Using the data below, repeat all of it precisely.

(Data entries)
%%

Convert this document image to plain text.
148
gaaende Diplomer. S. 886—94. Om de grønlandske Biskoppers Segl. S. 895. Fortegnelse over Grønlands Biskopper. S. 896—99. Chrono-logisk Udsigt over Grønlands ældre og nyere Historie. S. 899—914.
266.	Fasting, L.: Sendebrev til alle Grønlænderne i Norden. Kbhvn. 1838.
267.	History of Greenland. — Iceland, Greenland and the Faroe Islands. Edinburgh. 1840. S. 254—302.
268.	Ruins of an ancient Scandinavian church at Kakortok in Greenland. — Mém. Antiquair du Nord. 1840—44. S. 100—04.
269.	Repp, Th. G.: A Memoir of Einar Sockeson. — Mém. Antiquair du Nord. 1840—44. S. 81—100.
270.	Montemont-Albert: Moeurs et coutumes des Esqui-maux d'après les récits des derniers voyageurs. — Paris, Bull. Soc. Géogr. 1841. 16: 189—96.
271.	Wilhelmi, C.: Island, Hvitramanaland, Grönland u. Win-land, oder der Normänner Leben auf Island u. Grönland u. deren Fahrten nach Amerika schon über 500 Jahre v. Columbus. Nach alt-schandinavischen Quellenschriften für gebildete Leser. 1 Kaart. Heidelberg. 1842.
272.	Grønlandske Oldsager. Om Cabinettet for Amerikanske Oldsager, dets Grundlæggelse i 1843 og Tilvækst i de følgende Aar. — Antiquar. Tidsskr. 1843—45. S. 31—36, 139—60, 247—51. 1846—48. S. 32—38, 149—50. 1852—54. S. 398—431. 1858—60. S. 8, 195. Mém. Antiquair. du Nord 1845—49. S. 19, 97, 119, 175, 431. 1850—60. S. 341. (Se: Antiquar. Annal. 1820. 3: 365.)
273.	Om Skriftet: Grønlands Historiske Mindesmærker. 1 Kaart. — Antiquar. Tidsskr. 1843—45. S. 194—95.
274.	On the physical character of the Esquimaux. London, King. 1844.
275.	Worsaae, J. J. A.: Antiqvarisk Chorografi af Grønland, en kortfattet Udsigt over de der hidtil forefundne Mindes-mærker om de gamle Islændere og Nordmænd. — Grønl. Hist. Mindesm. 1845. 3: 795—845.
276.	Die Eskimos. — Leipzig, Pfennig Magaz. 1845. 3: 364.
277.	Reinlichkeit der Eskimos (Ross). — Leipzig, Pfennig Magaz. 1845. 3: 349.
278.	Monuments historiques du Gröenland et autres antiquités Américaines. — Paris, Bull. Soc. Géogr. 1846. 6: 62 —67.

%%

*PROBLEM SOLUTION:*
Convert this document image to plain text.
148
gaaende Diplomer. S. 886—94. Om de grønlandske Biskoppers Segl. S. 895. Fortegnelse over Grønlands Biskopper. S. 896—99. Chrono-logisk Udsigt over Grønlands ældre og nyere Historie. S. 899—914.
266.	Fasting, L.: Sendebrev til alle Grønlænderne i Norden. Kbhvn. 1838.
267.	History of Greenland. — Iceland, Greenland and the Faroe Islands. Edinburgh. 1840. S. 254—302.
268.	Ruins of an ancient Scandinavian church at Kakortok in Greenland. — Mém. Antiquair du Nord. 1840—44. S. 100—04.
269.	Repp, Th. G.: A Memoir of Einar Sockeson. — Mém. Antiquair du Nord. 1840—44. S. 81—100.
270.	Montemont-Albert: Moeurs et coutumes des Esqui-maux d'après les récits des derniers voyageurs. — Paris, Bull. Soc. Géogr. 1841. 16: 189—96.
271.	Wilhelmi, C.: Island, Hvitramanaland, Grönland u. Win-land, oder der Normänner Leben auf Island u. Grönland u. deren Fahrten nach Amerika schon über 500 Jahre v. Columbus. Nach alt-schandinavischen Quellenschriften für gebildete Leser. 1 Kaart. Heidelberg. 1842.
272.	Grønlandske Oldsager. Om Cabinettet for Amerikanske Oldsager, dets Grundlæggelse i 1843 og Tilvækst i de følgende Aar. — Antiquar. Tidsskr. 1843—45. S. 31—36, 139—60, 247—51. 1846—48. S. 32—38, 149—50. 1852—54. S. 398—431. 1858—60. S. 8, 195. Mém. Antiquair. du Nord 1845—49. S. 19, 97, 119, 175, 431. 1850—60. S. 341. (Se: Antiquar. Annal. 1820. 3: 365.)
273.	Om Skriftet: Grønlands Historiske Mindesmærker. 1 Kaart. — Antiquar. Tidsskr. 1843—45. S. 194—95.
274.	On the physical character of the Esquimaux. London, King. 1844.
275.	Worsaae, J. J. A.: Antiqvarisk Chorografi af Grønland, en kortfattet Udsigt over de der hidtil forefundne Mindes-mærker om de gamle Islændere og Nordmænd. — Grønl. Hist. Mindesm. 1845. 3: 795—845.
276.	Die Eskimos. — Leipzig, Pfennig Magaz. 1845. 3: 364.
277.	Reinlichkeit der Eskimos (Ross). — Leipzig, Pfennig Magaz. 1845. 3: 349.
278.	Monuments historiques du Gröenland et autres antiquités Américaines. — Paris, Bull. Soc. Géogr. 1846. 6: 62 —67.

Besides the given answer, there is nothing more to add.